PROBLEM> Copy each line that holds "type".

───── THE RECORDS

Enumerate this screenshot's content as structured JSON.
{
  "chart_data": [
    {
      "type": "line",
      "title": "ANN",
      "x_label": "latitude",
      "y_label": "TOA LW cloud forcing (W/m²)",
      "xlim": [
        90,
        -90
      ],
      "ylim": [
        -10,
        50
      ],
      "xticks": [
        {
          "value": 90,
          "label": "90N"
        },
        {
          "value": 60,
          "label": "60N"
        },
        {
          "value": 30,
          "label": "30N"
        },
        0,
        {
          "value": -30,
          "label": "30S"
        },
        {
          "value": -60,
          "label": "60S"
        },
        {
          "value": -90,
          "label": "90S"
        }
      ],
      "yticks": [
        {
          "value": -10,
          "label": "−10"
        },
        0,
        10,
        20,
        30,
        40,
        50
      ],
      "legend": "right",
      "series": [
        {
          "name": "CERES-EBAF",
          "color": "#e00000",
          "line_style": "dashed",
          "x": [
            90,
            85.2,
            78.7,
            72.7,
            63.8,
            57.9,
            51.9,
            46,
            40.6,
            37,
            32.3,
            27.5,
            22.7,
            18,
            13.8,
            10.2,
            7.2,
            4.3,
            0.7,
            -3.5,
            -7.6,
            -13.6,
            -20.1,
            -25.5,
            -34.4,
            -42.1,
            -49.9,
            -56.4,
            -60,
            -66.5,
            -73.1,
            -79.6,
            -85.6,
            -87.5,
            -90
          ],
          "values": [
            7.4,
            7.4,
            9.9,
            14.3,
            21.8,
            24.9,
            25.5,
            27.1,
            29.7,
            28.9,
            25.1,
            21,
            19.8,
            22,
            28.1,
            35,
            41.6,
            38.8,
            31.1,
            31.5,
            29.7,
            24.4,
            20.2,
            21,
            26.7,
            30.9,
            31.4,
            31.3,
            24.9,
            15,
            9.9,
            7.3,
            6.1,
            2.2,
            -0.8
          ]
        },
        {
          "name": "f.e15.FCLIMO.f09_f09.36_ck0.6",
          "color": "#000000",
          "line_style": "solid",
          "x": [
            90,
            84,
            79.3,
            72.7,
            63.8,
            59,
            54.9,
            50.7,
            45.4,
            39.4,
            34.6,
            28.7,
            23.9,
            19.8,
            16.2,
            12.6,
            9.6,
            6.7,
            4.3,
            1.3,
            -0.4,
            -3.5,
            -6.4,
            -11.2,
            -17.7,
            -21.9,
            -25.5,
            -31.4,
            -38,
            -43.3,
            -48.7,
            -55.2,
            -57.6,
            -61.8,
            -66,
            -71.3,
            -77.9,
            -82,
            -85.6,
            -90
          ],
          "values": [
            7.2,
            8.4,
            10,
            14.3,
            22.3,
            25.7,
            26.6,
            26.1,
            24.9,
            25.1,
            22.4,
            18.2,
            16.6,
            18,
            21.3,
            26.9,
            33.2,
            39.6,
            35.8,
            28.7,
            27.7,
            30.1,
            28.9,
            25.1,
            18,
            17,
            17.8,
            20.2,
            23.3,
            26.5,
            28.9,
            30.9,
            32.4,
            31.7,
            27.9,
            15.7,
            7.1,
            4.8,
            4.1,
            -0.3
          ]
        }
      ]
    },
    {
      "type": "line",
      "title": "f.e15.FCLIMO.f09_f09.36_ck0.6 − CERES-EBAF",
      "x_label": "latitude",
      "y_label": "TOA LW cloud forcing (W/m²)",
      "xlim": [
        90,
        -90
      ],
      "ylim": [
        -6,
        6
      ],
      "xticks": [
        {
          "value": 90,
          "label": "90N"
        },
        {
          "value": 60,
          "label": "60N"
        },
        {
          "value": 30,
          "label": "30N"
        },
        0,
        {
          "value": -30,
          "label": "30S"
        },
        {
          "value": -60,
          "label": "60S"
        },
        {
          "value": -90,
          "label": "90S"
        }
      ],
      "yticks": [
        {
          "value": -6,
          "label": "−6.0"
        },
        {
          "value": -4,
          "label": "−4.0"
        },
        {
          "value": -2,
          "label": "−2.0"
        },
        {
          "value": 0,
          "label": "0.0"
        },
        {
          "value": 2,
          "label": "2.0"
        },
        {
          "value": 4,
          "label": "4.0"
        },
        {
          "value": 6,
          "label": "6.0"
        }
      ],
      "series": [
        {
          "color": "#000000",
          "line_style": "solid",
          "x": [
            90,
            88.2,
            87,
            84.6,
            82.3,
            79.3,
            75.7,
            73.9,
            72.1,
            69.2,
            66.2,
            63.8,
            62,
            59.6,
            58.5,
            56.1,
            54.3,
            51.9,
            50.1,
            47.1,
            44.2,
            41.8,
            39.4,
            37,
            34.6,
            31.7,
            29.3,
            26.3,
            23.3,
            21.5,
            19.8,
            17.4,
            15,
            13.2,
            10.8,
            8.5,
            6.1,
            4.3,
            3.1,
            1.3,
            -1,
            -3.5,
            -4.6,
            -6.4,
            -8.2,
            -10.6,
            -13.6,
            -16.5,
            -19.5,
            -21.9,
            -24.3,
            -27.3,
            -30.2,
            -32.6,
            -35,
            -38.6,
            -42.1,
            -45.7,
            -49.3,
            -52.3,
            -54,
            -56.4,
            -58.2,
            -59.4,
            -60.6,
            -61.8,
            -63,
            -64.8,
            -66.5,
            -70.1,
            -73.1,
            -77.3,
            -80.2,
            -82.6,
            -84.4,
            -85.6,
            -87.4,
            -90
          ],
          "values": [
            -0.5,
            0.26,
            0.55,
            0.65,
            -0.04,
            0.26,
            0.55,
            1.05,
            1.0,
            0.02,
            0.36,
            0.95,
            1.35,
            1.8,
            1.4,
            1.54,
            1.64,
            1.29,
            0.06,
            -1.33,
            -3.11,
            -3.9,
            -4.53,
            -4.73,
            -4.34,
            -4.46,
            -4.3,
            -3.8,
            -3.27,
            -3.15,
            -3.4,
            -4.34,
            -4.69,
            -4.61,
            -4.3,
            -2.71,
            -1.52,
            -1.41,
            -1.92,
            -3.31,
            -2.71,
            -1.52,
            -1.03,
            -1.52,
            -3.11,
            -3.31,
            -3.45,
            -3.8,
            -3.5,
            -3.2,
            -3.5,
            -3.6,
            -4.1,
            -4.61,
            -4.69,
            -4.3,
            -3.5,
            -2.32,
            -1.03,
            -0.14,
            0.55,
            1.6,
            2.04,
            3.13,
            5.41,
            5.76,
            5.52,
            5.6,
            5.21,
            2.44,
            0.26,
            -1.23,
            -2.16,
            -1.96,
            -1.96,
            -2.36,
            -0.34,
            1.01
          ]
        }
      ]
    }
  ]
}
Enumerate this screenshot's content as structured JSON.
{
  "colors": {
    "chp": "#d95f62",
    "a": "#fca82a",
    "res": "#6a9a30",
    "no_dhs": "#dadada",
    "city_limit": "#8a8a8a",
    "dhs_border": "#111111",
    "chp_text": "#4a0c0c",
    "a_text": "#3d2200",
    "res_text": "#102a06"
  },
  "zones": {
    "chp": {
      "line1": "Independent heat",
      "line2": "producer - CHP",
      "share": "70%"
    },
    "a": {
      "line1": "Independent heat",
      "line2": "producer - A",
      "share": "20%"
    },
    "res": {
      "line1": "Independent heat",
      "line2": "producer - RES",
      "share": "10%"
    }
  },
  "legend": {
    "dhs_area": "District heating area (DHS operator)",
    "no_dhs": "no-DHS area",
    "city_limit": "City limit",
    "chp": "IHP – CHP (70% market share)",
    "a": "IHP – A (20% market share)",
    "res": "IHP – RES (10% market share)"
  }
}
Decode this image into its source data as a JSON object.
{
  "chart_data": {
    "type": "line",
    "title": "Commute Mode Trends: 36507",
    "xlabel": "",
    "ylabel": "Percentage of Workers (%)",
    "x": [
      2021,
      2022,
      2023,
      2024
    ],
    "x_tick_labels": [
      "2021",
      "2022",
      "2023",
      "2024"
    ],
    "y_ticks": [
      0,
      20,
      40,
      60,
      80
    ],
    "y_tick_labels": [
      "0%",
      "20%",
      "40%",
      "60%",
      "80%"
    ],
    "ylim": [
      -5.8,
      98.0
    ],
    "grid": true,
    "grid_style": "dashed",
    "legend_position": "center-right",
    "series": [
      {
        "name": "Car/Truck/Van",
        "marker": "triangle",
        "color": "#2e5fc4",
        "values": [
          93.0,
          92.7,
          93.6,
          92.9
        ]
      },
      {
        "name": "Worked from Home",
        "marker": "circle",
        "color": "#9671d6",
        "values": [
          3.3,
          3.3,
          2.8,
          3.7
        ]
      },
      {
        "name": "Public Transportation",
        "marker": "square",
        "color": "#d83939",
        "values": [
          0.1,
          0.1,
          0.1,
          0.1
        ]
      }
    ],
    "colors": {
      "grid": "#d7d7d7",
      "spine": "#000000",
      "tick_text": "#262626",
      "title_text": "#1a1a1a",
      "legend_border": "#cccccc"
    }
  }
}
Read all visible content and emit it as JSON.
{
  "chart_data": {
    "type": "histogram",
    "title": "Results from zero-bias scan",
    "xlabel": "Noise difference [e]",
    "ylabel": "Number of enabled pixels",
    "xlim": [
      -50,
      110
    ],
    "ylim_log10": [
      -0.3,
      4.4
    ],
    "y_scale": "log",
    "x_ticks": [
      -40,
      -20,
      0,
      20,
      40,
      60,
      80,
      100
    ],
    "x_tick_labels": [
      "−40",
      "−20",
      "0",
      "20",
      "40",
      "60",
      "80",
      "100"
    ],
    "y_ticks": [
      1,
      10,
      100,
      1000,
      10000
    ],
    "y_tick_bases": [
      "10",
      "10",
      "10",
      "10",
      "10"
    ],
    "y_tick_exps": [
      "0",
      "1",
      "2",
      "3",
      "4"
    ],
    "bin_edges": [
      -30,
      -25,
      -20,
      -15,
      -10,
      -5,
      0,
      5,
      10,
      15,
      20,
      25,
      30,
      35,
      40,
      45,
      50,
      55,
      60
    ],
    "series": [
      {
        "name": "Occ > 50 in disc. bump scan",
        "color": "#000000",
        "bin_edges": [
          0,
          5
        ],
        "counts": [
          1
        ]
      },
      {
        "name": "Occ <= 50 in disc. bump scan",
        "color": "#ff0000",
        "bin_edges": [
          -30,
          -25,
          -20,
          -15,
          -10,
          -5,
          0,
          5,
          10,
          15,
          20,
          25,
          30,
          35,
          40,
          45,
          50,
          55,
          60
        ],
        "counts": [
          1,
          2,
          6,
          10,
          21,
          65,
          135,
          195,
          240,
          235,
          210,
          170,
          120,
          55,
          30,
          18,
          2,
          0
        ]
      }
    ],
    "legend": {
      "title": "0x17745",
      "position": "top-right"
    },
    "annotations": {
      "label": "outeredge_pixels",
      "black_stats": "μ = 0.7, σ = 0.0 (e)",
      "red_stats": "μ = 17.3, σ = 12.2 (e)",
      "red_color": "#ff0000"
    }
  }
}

──────────

WRITTEN RESPONSE>
      "type": "line",
      "type": "line",
    "type": "line",
    "type": "histogram",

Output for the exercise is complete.